*What you should do*. Quote the stretch of lines from the one containing "chart-bar[interactable]: [996, 585, 1123, 661]" through the one containing "148, 266, 186]", reproducing those lines precisely and nothing else.

*Records shown*.
##########

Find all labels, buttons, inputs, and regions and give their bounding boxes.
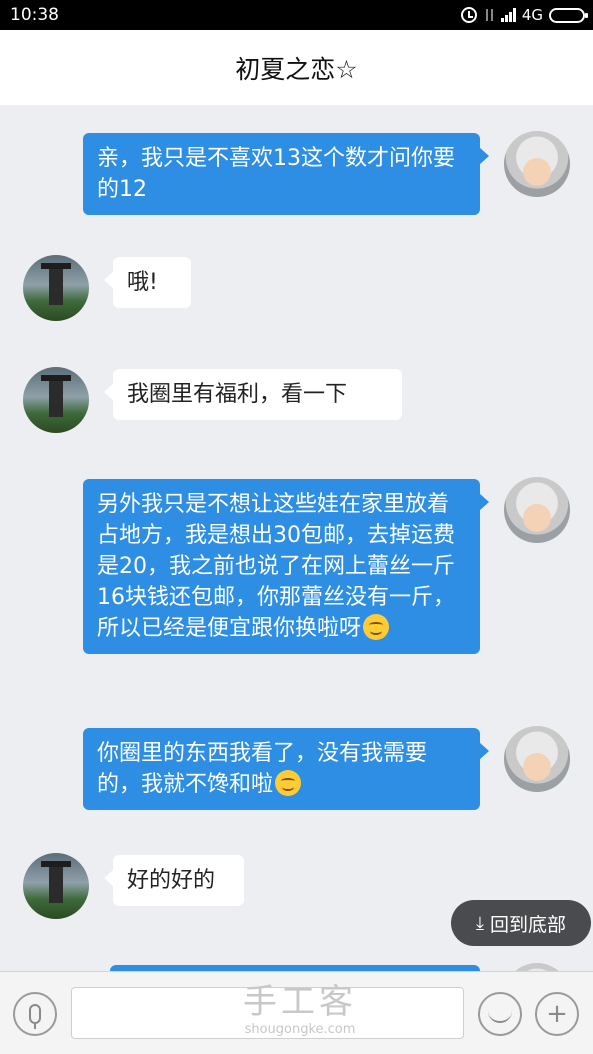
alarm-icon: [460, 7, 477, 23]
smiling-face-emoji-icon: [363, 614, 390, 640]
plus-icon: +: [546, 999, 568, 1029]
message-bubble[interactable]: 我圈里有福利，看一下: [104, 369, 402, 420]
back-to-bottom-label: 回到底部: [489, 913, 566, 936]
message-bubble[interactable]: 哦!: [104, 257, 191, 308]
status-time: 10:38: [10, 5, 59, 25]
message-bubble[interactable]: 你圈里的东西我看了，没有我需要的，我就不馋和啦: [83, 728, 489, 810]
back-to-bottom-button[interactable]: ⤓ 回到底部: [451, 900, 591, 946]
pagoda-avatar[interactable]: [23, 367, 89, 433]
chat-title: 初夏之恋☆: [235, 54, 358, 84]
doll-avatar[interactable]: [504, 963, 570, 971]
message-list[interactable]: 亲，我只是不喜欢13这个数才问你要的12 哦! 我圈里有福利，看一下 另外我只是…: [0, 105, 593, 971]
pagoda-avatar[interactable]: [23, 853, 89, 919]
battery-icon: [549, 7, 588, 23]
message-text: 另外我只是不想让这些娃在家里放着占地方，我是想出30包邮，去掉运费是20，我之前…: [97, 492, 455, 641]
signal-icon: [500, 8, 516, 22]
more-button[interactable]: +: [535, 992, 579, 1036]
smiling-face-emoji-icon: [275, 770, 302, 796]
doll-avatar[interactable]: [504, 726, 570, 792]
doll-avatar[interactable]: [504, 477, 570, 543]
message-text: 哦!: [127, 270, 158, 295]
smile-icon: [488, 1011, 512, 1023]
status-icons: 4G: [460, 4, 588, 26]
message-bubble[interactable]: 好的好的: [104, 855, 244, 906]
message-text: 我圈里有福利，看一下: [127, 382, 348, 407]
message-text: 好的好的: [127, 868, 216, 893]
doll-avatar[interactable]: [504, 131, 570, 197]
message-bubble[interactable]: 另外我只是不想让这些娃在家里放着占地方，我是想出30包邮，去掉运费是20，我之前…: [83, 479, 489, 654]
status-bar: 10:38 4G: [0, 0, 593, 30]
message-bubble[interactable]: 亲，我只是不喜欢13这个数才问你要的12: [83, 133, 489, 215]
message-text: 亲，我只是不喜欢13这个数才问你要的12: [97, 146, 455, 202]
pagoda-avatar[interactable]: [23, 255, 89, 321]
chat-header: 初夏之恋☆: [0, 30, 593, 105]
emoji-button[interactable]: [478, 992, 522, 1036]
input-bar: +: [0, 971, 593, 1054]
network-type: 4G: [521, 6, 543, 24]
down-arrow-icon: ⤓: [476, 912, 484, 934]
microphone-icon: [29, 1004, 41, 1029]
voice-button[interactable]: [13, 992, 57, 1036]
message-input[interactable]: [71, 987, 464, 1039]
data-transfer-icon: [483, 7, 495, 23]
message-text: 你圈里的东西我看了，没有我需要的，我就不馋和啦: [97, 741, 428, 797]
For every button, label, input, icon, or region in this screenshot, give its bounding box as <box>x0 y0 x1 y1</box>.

##########

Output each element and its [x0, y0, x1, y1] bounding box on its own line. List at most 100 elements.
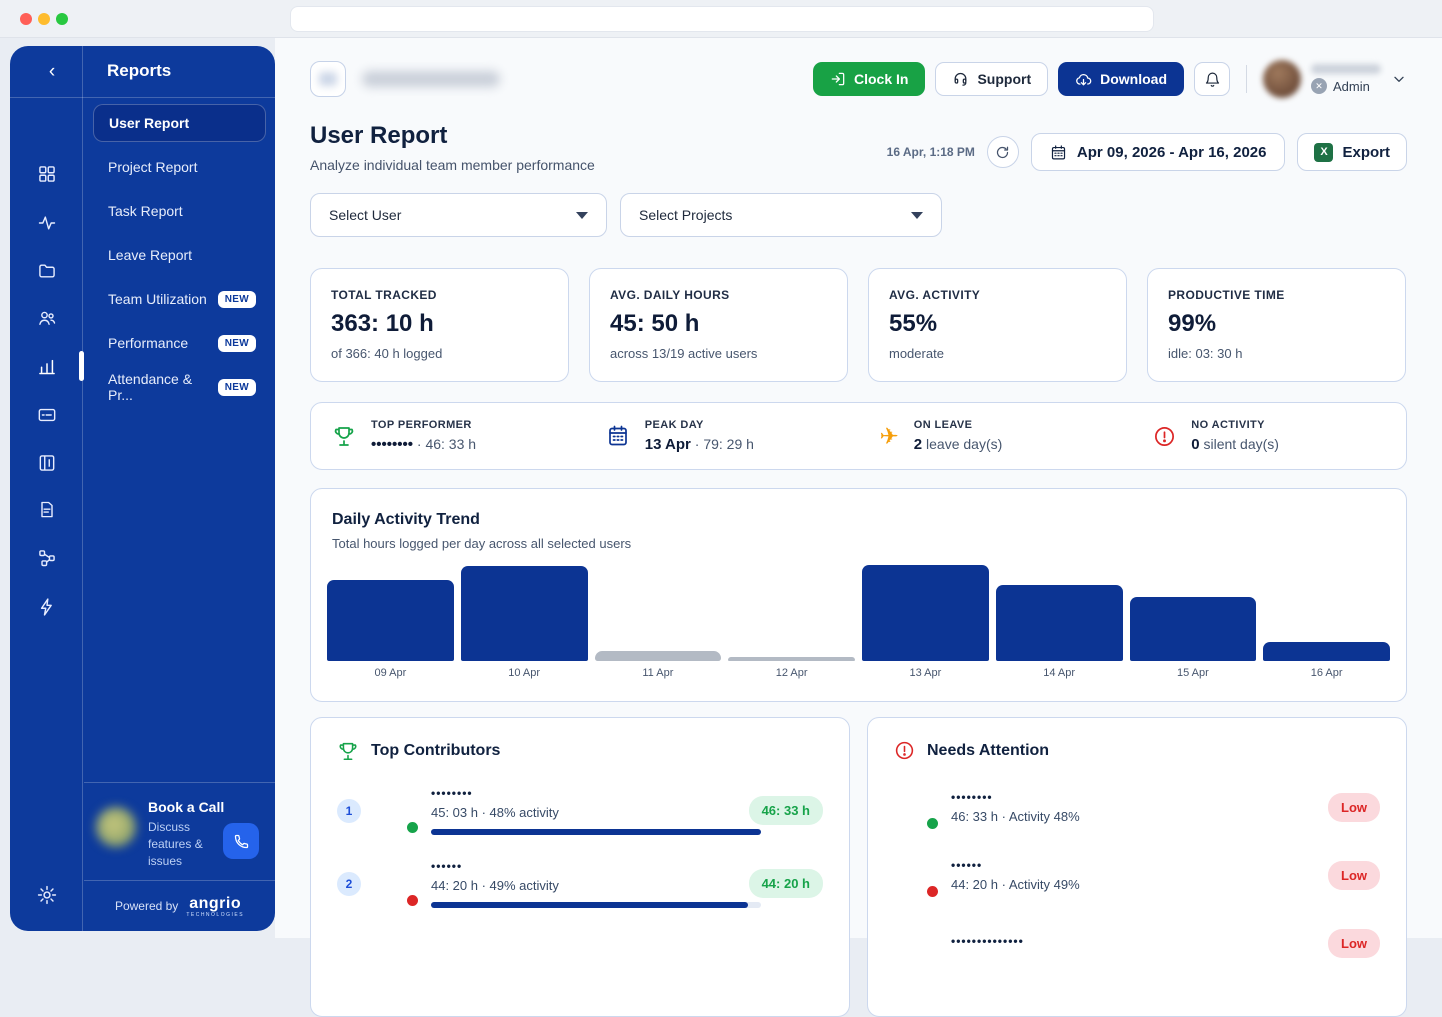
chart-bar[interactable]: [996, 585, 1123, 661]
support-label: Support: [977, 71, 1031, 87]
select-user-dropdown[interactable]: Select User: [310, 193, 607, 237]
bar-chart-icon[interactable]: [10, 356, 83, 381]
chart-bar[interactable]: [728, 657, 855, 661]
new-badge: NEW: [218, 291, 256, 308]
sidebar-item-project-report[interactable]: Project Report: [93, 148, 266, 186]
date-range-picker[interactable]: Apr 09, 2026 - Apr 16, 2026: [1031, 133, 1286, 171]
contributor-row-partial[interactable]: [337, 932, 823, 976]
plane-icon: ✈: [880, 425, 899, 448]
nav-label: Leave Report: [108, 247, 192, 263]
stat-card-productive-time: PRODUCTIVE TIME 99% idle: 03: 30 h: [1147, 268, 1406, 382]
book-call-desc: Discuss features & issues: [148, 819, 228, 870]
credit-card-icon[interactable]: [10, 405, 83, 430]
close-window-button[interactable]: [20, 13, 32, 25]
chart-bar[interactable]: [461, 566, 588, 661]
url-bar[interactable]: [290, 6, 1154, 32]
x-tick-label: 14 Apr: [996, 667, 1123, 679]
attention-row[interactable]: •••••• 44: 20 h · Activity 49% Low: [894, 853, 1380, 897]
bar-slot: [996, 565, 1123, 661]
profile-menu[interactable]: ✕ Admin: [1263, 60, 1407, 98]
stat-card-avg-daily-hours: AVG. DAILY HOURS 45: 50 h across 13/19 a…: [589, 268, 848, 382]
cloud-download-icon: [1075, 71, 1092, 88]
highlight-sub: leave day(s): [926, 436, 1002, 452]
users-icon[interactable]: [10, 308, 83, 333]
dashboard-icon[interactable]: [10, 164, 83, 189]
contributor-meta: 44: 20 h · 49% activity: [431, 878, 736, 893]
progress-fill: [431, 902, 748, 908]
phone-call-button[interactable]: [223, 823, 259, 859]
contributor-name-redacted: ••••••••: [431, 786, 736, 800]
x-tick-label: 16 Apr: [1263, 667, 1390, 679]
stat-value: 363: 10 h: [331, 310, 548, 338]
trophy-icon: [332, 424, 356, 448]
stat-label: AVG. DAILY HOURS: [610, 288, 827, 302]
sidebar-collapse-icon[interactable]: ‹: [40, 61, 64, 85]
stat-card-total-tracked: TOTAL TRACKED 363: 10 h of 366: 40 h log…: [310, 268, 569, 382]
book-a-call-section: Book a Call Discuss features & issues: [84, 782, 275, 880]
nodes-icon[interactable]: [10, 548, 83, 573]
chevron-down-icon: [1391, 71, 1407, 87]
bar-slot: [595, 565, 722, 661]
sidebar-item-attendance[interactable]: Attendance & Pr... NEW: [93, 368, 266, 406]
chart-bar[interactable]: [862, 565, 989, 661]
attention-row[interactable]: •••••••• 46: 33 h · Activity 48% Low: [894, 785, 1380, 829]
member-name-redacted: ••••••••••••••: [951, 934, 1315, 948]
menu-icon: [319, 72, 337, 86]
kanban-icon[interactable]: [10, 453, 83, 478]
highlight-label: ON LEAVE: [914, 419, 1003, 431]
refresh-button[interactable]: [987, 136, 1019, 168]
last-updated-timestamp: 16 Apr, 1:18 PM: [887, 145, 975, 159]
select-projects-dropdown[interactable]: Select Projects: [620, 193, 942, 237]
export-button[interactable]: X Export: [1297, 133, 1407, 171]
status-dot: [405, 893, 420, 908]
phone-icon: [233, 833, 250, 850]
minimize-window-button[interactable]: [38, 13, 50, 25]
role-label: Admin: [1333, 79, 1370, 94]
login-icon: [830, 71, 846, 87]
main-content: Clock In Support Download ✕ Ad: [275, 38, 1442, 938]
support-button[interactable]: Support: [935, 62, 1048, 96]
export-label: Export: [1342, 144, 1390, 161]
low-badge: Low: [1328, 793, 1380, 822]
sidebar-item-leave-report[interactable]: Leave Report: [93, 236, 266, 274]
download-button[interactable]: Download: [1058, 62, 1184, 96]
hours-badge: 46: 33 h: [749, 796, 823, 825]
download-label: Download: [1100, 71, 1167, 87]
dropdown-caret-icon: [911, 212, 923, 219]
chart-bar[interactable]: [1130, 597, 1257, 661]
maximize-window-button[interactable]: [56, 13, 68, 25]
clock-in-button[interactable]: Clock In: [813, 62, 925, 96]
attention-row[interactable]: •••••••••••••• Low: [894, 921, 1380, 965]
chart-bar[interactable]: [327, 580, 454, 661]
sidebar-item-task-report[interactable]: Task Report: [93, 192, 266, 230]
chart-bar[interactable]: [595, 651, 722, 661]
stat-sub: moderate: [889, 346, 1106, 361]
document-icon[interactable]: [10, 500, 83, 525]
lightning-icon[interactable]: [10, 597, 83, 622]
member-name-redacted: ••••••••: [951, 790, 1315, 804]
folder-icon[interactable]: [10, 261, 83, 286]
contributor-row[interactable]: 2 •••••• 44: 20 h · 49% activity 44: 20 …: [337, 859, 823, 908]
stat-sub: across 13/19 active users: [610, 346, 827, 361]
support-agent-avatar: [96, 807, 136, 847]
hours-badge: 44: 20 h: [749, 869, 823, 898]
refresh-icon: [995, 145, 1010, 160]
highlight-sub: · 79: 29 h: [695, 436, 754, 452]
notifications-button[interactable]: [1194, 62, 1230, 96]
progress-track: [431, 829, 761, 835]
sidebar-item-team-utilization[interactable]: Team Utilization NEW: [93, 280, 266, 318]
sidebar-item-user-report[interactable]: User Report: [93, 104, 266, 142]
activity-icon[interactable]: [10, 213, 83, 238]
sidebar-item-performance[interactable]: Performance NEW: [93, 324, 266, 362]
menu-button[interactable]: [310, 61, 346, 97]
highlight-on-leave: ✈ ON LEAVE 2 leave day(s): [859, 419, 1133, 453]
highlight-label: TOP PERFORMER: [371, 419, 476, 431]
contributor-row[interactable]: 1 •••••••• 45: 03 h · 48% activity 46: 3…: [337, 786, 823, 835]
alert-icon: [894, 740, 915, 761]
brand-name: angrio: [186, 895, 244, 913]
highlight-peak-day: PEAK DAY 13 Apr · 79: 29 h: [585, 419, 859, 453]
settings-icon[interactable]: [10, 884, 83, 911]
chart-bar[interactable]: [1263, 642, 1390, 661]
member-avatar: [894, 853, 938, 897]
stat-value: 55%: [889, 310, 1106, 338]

##########

*Complete answer*.
chart-bar[interactable]: [996, 585, 1123, 661]
support-label: Support: [977, 71, 1031, 87]
select-user-dropdown[interactable]: Select User: [310, 193, 607, 237]
bar-chart-icon[interactable]: [10, 356, 83, 381]
chart-bar[interactable]: [728, 657, 855, 661]
new-badge: NEW: [218, 291, 256, 308]
sidebar-item-project-report[interactable]: Project Report: [93, 148, 266, 186]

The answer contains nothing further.